Output all the data exactly. Pictures do not belong in the copy.

"""

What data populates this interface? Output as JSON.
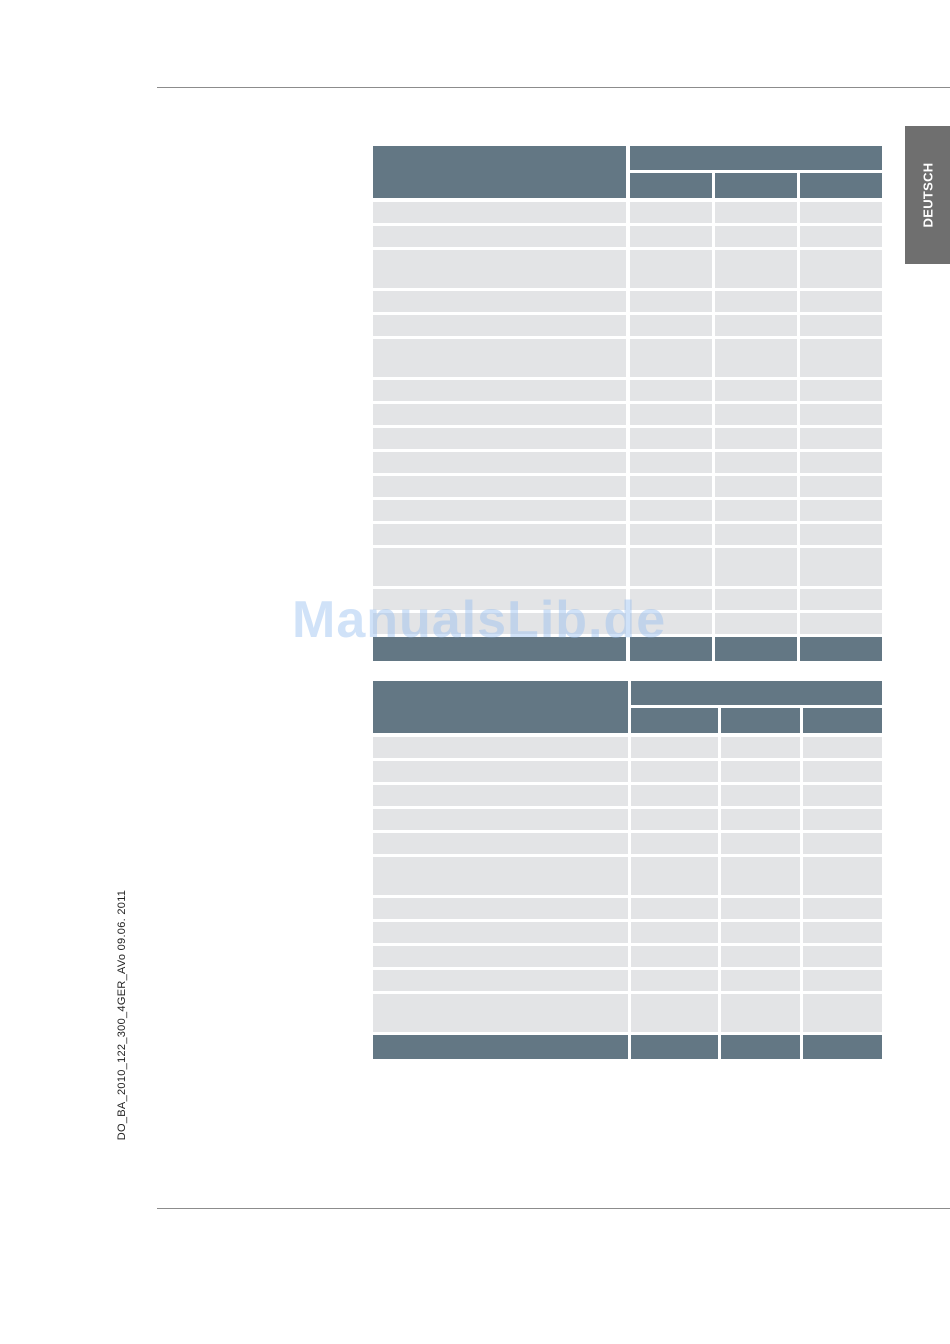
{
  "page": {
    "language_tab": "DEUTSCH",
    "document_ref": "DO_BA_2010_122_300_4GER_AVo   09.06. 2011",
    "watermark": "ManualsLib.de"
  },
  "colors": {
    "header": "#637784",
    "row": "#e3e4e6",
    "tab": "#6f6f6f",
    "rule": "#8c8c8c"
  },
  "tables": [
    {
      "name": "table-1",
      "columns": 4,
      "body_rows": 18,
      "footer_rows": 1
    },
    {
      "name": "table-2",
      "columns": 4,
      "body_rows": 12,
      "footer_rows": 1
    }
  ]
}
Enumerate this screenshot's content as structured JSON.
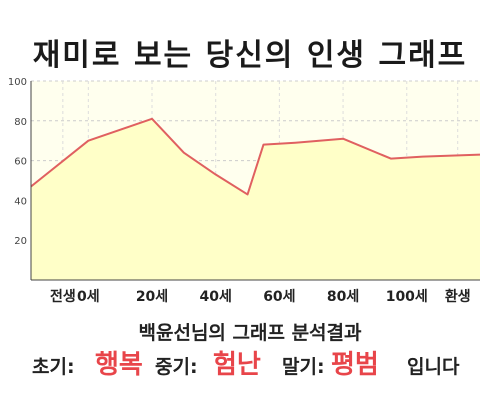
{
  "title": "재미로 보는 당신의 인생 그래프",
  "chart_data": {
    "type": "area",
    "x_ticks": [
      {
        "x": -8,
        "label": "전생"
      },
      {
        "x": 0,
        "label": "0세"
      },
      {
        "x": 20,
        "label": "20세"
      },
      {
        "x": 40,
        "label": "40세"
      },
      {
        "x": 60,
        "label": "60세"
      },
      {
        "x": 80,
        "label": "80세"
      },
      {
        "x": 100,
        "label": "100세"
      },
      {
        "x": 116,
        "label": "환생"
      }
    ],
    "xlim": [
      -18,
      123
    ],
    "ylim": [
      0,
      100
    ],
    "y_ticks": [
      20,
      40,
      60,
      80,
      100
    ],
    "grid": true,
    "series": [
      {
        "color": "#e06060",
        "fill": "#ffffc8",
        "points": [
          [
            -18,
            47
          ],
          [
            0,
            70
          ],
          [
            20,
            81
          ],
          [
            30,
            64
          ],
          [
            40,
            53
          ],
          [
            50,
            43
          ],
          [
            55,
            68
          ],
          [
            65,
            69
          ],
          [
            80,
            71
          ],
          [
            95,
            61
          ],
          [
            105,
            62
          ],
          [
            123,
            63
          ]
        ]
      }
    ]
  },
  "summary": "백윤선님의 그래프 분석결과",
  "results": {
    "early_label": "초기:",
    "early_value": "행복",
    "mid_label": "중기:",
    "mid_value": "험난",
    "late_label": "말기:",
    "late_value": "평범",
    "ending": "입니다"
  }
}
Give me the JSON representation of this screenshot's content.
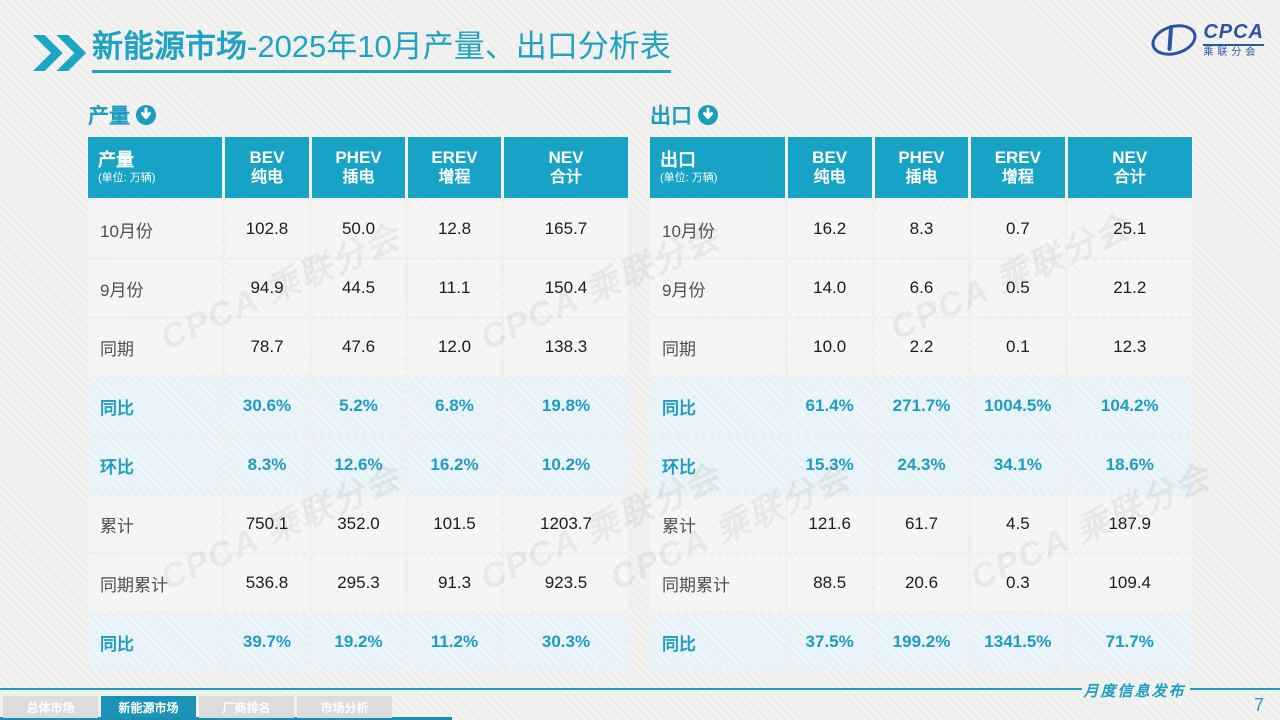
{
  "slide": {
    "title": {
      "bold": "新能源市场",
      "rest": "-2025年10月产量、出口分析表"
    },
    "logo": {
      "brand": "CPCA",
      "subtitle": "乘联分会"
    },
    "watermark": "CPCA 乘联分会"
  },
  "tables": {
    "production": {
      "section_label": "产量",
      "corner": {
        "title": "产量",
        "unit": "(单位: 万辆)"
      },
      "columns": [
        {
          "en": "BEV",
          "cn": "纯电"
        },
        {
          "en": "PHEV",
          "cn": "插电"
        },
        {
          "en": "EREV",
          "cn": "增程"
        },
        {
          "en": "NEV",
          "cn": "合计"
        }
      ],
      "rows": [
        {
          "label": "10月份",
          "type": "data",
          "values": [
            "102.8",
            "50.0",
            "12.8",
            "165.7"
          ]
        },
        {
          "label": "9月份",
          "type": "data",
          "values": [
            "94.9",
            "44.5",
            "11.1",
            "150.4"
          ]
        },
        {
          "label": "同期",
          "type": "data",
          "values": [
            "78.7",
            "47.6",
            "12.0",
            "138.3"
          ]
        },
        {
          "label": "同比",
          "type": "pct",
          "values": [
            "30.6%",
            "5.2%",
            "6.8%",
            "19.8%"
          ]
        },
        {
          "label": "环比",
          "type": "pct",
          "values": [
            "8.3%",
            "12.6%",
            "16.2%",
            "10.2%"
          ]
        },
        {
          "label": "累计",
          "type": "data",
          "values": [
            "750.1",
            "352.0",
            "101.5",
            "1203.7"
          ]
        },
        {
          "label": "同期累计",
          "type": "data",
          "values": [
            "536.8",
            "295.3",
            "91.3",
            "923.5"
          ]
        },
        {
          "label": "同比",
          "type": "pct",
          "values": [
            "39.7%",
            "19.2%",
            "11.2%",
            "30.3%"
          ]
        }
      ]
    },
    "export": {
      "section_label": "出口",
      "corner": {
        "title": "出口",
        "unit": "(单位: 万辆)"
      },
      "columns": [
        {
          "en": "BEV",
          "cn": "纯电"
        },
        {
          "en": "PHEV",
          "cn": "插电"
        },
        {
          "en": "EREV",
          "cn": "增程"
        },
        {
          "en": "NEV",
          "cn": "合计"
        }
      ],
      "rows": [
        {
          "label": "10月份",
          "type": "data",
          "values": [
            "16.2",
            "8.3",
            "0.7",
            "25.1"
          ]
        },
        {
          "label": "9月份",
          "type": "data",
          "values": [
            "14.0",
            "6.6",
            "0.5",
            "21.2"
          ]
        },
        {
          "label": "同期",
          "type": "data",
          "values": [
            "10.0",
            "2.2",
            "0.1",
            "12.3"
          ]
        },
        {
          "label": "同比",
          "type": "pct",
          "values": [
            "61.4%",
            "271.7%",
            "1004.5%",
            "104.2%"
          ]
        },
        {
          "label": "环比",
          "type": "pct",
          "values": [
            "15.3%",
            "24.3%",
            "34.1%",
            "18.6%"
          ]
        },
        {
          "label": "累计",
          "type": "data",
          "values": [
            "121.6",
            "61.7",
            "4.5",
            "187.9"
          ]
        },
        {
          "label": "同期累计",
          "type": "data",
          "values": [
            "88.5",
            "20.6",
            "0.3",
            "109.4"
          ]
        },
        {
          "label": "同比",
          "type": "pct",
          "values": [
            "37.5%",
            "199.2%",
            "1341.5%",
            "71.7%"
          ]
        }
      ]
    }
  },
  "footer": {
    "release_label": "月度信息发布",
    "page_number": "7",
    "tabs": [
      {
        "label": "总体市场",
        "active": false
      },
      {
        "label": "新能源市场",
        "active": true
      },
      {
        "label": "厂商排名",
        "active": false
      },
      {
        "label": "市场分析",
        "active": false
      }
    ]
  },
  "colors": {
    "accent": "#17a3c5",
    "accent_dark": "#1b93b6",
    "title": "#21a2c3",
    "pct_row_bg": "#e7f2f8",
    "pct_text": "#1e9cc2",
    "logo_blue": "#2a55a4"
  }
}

"""

Result for this task:
What data populates this interface? Output as JSON.
{
  "page": {
    "language_tab": "DEUTSCH",
    "document_ref": "DO_BA_2010_122_300_4GER_AVo   09.06. 2011",
    "watermark": "ManualsLib.de"
  },
  "colors": {
    "header": "#637784",
    "row": "#e3e4e6",
    "tab": "#6f6f6f",
    "rule": "#8c8c8c"
  },
  "tables": [
    {
      "name": "table-1",
      "columns": 4,
      "body_rows": 18,
      "footer_rows": 1
    },
    {
      "name": "table-2",
      "columns": 4,
      "body_rows": 12,
      "footer_rows": 1
    }
  ]
}
Enumerate this screenshot's content as structured JSON.
{
  "title": "재미로 보는 당신의 인생 그래프",
  "chart_data": {
    "type": "area",
    "x_ticks": [
      {
        "x": -8,
        "label": "전생"
      },
      {
        "x": 0,
        "label": "0세"
      },
      {
        "x": 20,
        "label": "20세"
      },
      {
        "x": 40,
        "label": "40세"
      },
      {
        "x": 60,
        "label": "60세"
      },
      {
        "x": 80,
        "label": "80세"
      },
      {
        "x": 100,
        "label": "100세"
      },
      {
        "x": 116,
        "label": "환생"
      }
    ],
    "xlim": [
      -18,
      123
    ],
    "ylim": [
      0,
      100
    ],
    "y_ticks": [
      20,
      40,
      60,
      80,
      100
    ],
    "grid": true,
    "series": [
      {
        "color": "#e06060",
        "fill": "#ffffc8",
        "points": [
          [
            -18,
            47
          ],
          [
            0,
            70
          ],
          [
            20,
            81
          ],
          [
            30,
            64
          ],
          [
            40,
            53
          ],
          [
            50,
            43
          ],
          [
            55,
            68
          ],
          [
            65,
            69
          ],
          [
            80,
            71
          ],
          [
            95,
            61
          ],
          [
            105,
            62
          ],
          [
            123,
            63
          ]
        ]
      }
    ]
  },
  "summary": "백윤선님의 그래프 분석결과",
  "results": {
    "early_label": "초기:",
    "early_value": "행복",
    "mid_label": "중기:",
    "mid_value": "험난",
    "late_label": "말기:",
    "late_value": "평범",
    "ending": "입니다"
  }
}
Give me the JSON representation of this screenshot's content.
{
  "slide": {
    "title": {
      "bold": "新能源市场",
      "rest": "-2025年10月产量、出口分析表"
    },
    "logo": {
      "brand": "CPCA",
      "subtitle": "乘联分会"
    },
    "watermark": "CPCA 乘联分会"
  },
  "tables": {
    "production": {
      "section_label": "产量",
      "corner": {
        "title": "产量",
        "unit": "(单位: 万辆)"
      },
      "columns": [
        {
          "en": "BEV",
          "cn": "纯电"
        },
        {
          "en": "PHEV",
          "cn": "插电"
        },
        {
          "en": "EREV",
          "cn": "增程"
        },
        {
          "en": "NEV",
          "cn": "合计"
        }
      ],
      "rows": [
        {
          "label": "10月份",
          "type": "data",
          "values": [
            "102.8",
            "50.0",
            "12.8",
            "165.7"
          ]
        },
        {
          "label": "9月份",
          "type": "data",
          "values": [
            "94.9",
            "44.5",
            "11.1",
            "150.4"
          ]
        },
        {
          "label": "同期",
          "type": "data",
          "values": [
            "78.7",
            "47.6",
            "12.0",
            "138.3"
          ]
        },
        {
          "label": "同比",
          "type": "pct",
          "values": [
            "30.6%",
            "5.2%",
            "6.8%",
            "19.8%"
          ]
        },
        {
          "label": "环比",
          "type": "pct",
          "values": [
            "8.3%",
            "12.6%",
            "16.2%",
            "10.2%"
          ]
        },
        {
          "label": "累计",
          "type": "data",
          "values": [
            "750.1",
            "352.0",
            "101.5",
            "1203.7"
          ]
        },
        {
          "label": "同期累计",
          "type": "data",
          "values": [
            "536.8",
            "295.3",
            "91.3",
            "923.5"
          ]
        },
        {
          "label": "同比",
          "type": "pct",
          "values": [
            "39.7%",
            "19.2%",
            "11.2%",
            "30.3%"
          ]
        }
      ]
    },
    "export": {
      "section_label": "出口",
      "corner": {
        "title": "出口",
        "unit": "(单位: 万辆)"
      },
      "columns": [
        {
          "en": "BEV",
          "cn": "纯电"
        },
        {
          "en": "PHEV",
          "cn": "插电"
        },
        {
          "en": "EREV",
          "cn": "增程"
        },
        {
          "en": "NEV",
          "cn": "合计"
        }
      ],
      "rows": [
        {
          "label": "10月份",
          "type": "data",
          "values": [
            "16.2",
            "8.3",
            "0.7",
            "25.1"
          ]
        },
        {
          "label": "9月份",
          "type": "data",
          "values": [
            "14.0",
            "6.6",
            "0.5",
            "21.2"
          ]
        },
        {
          "label": "同期",
          "type": "data",
          "values": [
            "10.0",
            "2.2",
            "0.1",
            "12.3"
          ]
        },
        {
          "label": "同比",
          "type": "pct",
          "values": [
            "61.4%",
            "271.7%",
            "1004.5%",
            "104.2%"
          ]
        },
        {
          "label": "环比",
          "type": "pct",
          "values": [
            "15.3%",
            "24.3%",
            "34.1%",
            "18.6%"
          ]
        },
        {
          "label": "累计",
          "type": "data",
          "values": [
            "121.6",
            "61.7",
            "4.5",
            "187.9"
          ]
        },
        {
          "label": "同期累计",
          "type": "data",
          "values": [
            "88.5",
            "20.6",
            "0.3",
            "109.4"
          ]
        },
        {
          "label": "同比",
          "type": "pct",
          "values": [
            "37.5%",
            "199.2%",
            "1341.5%",
            "71.7%"
          ]
        }
      ]
    }
  },
  "footer": {
    "release_label": "月度信息发布",
    "page_number": "7",
    "tabs": [
      {
        "label": "总体市场",
        "active": false
      },
      {
        "label": "新能源市场",
        "active": true
      },
      {
        "label": "厂商排名",
        "active": false
      },
      {
        "label": "市场分析",
        "active": false
      }
    ]
  },
  "colors": {
    "accent": "#17a3c5",
    "accent_dark": "#1b93b6",
    "title": "#21a2c3",
    "pct_row_bg": "#e7f2f8",
    "pct_text": "#1e9cc2",
    "logo_blue": "#2a55a4"
  }
}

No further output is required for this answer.